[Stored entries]
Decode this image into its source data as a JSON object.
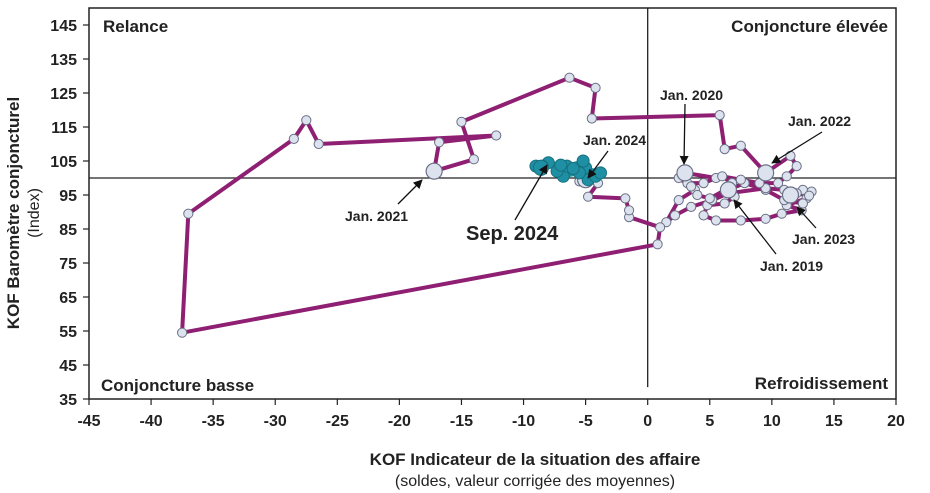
{
  "chart_data": {
    "type": "scatter",
    "xlabel": "KOF Indicateur de la situation des affaire",
    "xlabel_sub": "(soldes, valeur corrigée des moyennes)",
    "ylabel": "KOF Baromètre conjoncturel",
    "ylabel_sub": "(Index)",
    "xlim": [
      -45,
      20
    ],
    "ylim": [
      35,
      150
    ],
    "x_ticks": [
      "-45",
      "-40",
      "-35",
      "-30",
      "-25",
      "-20",
      "-15",
      "-10",
      "-5",
      "0",
      "5",
      "10",
      "15",
      "20"
    ],
    "y_ticks": [
      "35",
      "45",
      "55",
      "65",
      "75",
      "85",
      "95",
      "105",
      "115",
      "125",
      "135",
      "145"
    ],
    "quadrants": {
      "top_left": "Relance",
      "top_right": "Conjoncture élevée",
      "bottom_left": "Conjoncture basse",
      "bottom_right": "Refroidissement"
    },
    "reference_lines": {
      "x": 0,
      "y": 100
    },
    "colors": {
      "path": "#8e1f72",
      "marker_fill": "#dde3ee",
      "recent": "#1f8fa3",
      "axis": "#222222"
    },
    "series": [
      {
        "points": [
          [
            11.5,
            95
          ],
          [
            12.5,
            96.5
          ],
          [
            13.2,
            96
          ],
          [
            12.8,
            94
          ],
          [
            11.2,
            92
          ],
          [
            12.4,
            90.5
          ],
          [
            10.8,
            89.5
          ],
          [
            9.5,
            88
          ],
          [
            7.5,
            87.5
          ],
          [
            5.5,
            87.5
          ],
          [
            4.5,
            89
          ],
          [
            4.8,
            92
          ],
          [
            6.2,
            92.5
          ],
          [
            7.0,
            94.5
          ],
          [
            6.5,
            96.5
          ],
          [
            7.8,
            98.5
          ],
          [
            9.5,
            96.5
          ],
          [
            11.0,
            93.5
          ],
          [
            12.5,
            92.5
          ],
          [
            13.0,
            94.8
          ],
          [
            12.0,
            95.5
          ],
          [
            11.0,
            96.5
          ],
          [
            9.5,
            97
          ],
          [
            6.5,
            95.5
          ],
          [
            5.2,
            93.5
          ],
          [
            3.5,
            91.5
          ],
          [
            2.2,
            89
          ],
          [
            1.5,
            87
          ],
          [
            2.5,
            93.5
          ],
          [
            3.8,
            96.5
          ],
          [
            3.2,
            98.5
          ],
          [
            4.5,
            98.5
          ],
          [
            5.5,
            100
          ],
          [
            3.0,
            101.5
          ],
          [
            2.5,
            100
          ],
          [
            3.5,
            97.5
          ],
          [
            4.0,
            95
          ],
          [
            5.0,
            94
          ],
          [
            6.5,
            97
          ],
          [
            6.8,
            98.5
          ],
          [
            6.0,
            100.5
          ],
          [
            7.5,
            99.5
          ],
          [
            9.0,
            98.5
          ],
          [
            10.5,
            98.5
          ],
          [
            11.2,
            100.5
          ],
          [
            12.0,
            103.5
          ],
          [
            11.5,
            106.5
          ],
          [
            9.5,
            101.5
          ],
          [
            7.5,
            109.5
          ],
          [
            6.2,
            108.5
          ],
          [
            5.8,
            118.5
          ],
          [
            -4.5,
            117.5
          ],
          [
            -4.2,
            126.5
          ],
          [
            -6.3,
            129.5
          ],
          [
            -15,
            116.5
          ],
          [
            -14,
            105.5
          ],
          [
            -17.2,
            102
          ],
          [
            -16.8,
            110.5
          ],
          [
            -12.2,
            112.5
          ],
          [
            -26.5,
            110
          ],
          [
            -27.5,
            117
          ],
          [
            -28.5,
            111.5
          ],
          [
            -37,
            89.5
          ],
          [
            -37.5,
            54.5
          ],
          [
            0.8,
            80.5
          ],
          [
            1.0,
            85.5
          ],
          [
            -1.5,
            88.5
          ],
          [
            -1.5,
            90.5
          ],
          [
            -1.8,
            94
          ],
          [
            -4.8,
            94.5
          ],
          [
            -4.0,
            98.5
          ],
          [
            -5.5,
            99
          ]
        ],
        "highlights": [
          [
            3.0,
            101.5
          ],
          [
            9.5,
            101.5
          ],
          [
            -17.2,
            102
          ],
          [
            6.5,
            96.5
          ],
          [
            11.5,
            95
          ],
          [
            -5.0,
            99.5
          ]
        ]
      },
      {
        "points": [
          [
            -4.8,
            99.5
          ],
          [
            -4.2,
            100.5
          ],
          [
            -3.8,
            101.5
          ],
          [
            -5.0,
            103
          ],
          [
            -5.5,
            101.5
          ],
          [
            -6.8,
            100.5
          ],
          [
            -7.3,
            102
          ],
          [
            -6.5,
            103.5
          ],
          [
            -5.2,
            105
          ],
          [
            -6.0,
            102.8
          ],
          [
            -7.0,
            103.8
          ],
          [
            -8.0,
            104.5
          ],
          [
            -8.5,
            103.5
          ],
          [
            -9.0,
            103.5
          ],
          [
            -8.6,
            103
          ]
        ],
        "highlights": [
          [
            -8.6,
            103
          ]
        ]
      }
    ],
    "annotations": [
      {
        "text": "Jan. 2020",
        "x": 3.0,
        "y": 101.5
      },
      {
        "text": "Jan. 2022",
        "x": 9.5,
        "y": 101.5
      },
      {
        "text": "Jan. 2024",
        "x": -5.0,
        "y": 99.5
      },
      {
        "text": "Jan. 2021",
        "x": -17.2,
        "y": 102
      },
      {
        "text": "Jan. 2023",
        "x": 11.5,
        "y": 95
      },
      {
        "text": "Jan. 2019",
        "x": 6.5,
        "y": 96.5
      },
      {
        "text": "Sep. 2024",
        "x": -8.6,
        "y": 103
      }
    ]
  }
}
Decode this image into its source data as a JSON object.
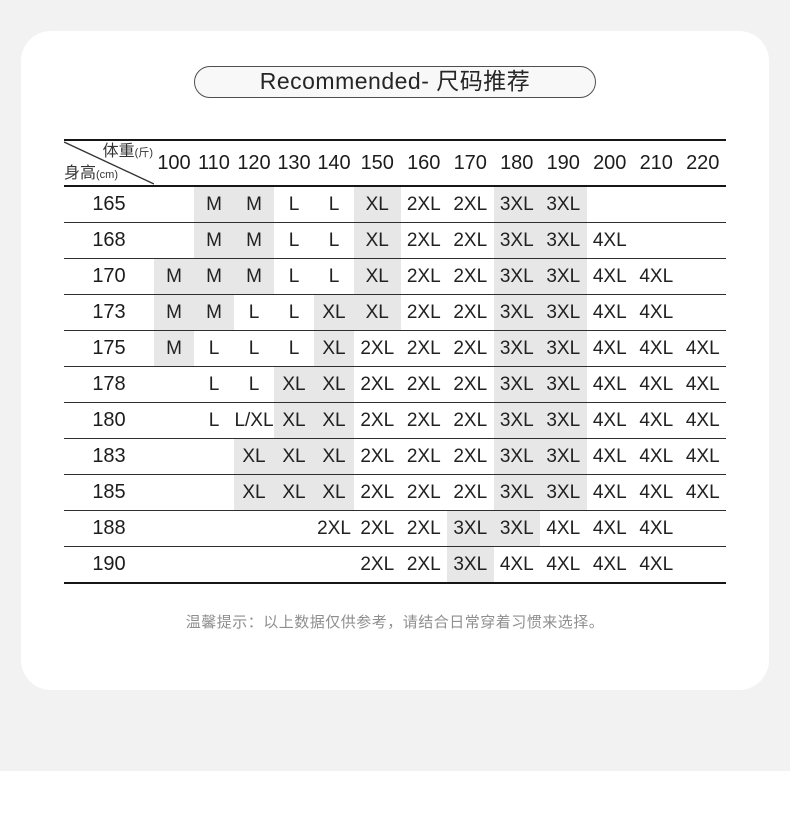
{
  "page": {
    "background_color": "#f2f2f2",
    "card_color": "#ffffff"
  },
  "title": {
    "text": "Recommended- 尺码推荐"
  },
  "size_chart": {
    "corner": {
      "weight_label": "体重",
      "weight_unit": "(斤)",
      "height_label": "身高",
      "height_unit": "(cm)"
    },
    "weight_columns": [
      "100",
      "110",
      "120",
      "130",
      "140",
      "150",
      "160",
      "170",
      "180",
      "190",
      "200",
      "210",
      "220"
    ],
    "highlight_sizes": [
      "M",
      "XL",
      "3XL"
    ],
    "highlight_color": "#e7e7e7",
    "rows": [
      {
        "height": "165",
        "cells": [
          "",
          "M",
          "M",
          "L",
          "L",
          "XL",
          "2XL",
          "2XL",
          "3XL",
          "3XL",
          "",
          "",
          ""
        ]
      },
      {
        "height": "168",
        "cells": [
          "",
          "M",
          "M",
          "L",
          "L",
          "XL",
          "2XL",
          "2XL",
          "3XL",
          "3XL",
          "4XL",
          "",
          ""
        ]
      },
      {
        "height": "170",
        "cells": [
          "M",
          "M",
          "M",
          "L",
          "L",
          "XL",
          "2XL",
          "2XL",
          "3XL",
          "3XL",
          "4XL",
          "4XL",
          ""
        ]
      },
      {
        "height": "173",
        "cells": [
          "M",
          "M",
          "L",
          "L",
          "XL",
          "XL",
          "2XL",
          "2XL",
          "3XL",
          "3XL",
          "4XL",
          "4XL",
          ""
        ]
      },
      {
        "height": "175",
        "cells": [
          "M",
          "L",
          "L",
          "L",
          "XL",
          "2XL",
          "2XL",
          "2XL",
          "3XL",
          "3XL",
          "4XL",
          "4XL",
          "4XL"
        ]
      },
      {
        "height": "178",
        "cells": [
          "",
          "L",
          "L",
          "XL",
          "XL",
          "2XL",
          "2XL",
          "2XL",
          "3XL",
          "3XL",
          "4XL",
          "4XL",
          "4XL"
        ]
      },
      {
        "height": "180",
        "cells": [
          "",
          "L",
          "L/XL",
          "XL",
          "XL",
          "2XL",
          "2XL",
          "2XL",
          "3XL",
          "3XL",
          "4XL",
          "4XL",
          "4XL"
        ]
      },
      {
        "height": "183",
        "cells": [
          "",
          "",
          "XL",
          "XL",
          "XL",
          "2XL",
          "2XL",
          "2XL",
          "3XL",
          "3XL",
          "4XL",
          "4XL",
          "4XL"
        ]
      },
      {
        "height": "185",
        "cells": [
          "",
          "",
          "XL",
          "XL",
          "XL",
          "2XL",
          "2XL",
          "2XL",
          "3XL",
          "3XL",
          "4XL",
          "4XL",
          "4XL"
        ]
      },
      {
        "height": "188",
        "cells": [
          "",
          "",
          "",
          "",
          "2XL",
          "2XL",
          "2XL",
          "3XL",
          "3XL",
          "4XL",
          "4XL",
          "4XL",
          ""
        ]
      },
      {
        "height": "190",
        "cells": [
          "",
          "",
          "",
          "",
          "",
          "2XL",
          "2XL",
          "3XL",
          "4XL",
          "4XL",
          "4XL",
          "4XL",
          ""
        ]
      }
    ]
  },
  "footer": {
    "note": "温馨提示：以上数据仅供参考，请结合日常穿着习惯来选择。"
  }
}
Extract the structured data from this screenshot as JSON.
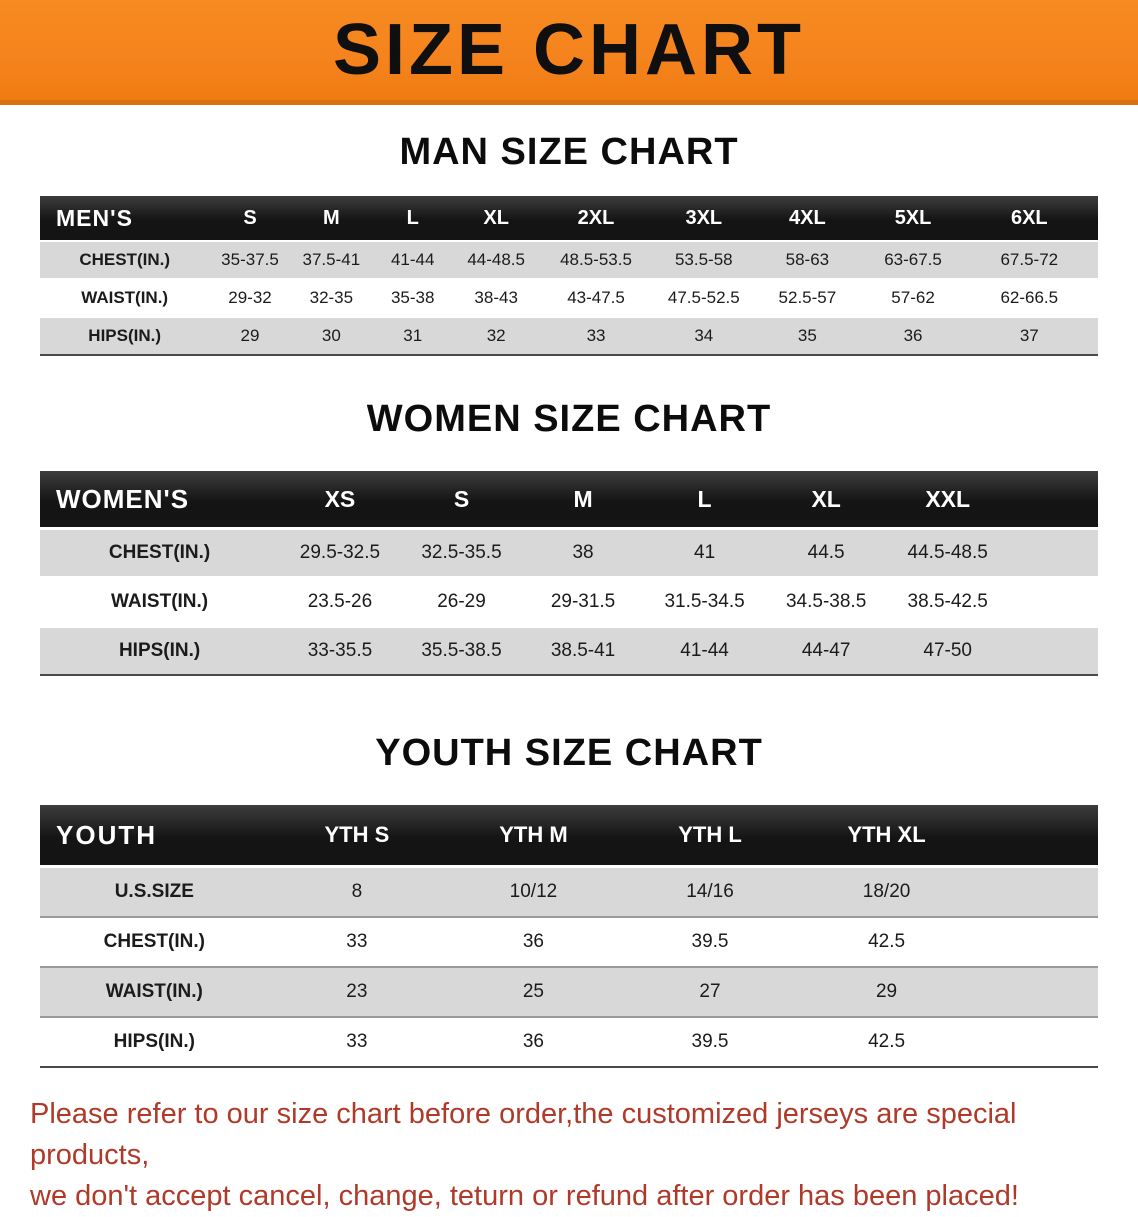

- REQUIRED TASK
Locate the lines above that hold the word "text". Show every one of them.

- FULL RESPONSE
        "text": "Jan. 2020",
        "text": "Jan. 2022",
        "text": "Jan. 2024",
        "text": "Jan. 2021",
        "text": "Jan. 2023",
        "text": "Jan. 2019",
        "text": "Sep. 2024",
    "text": "Recommended- 尺码推荐"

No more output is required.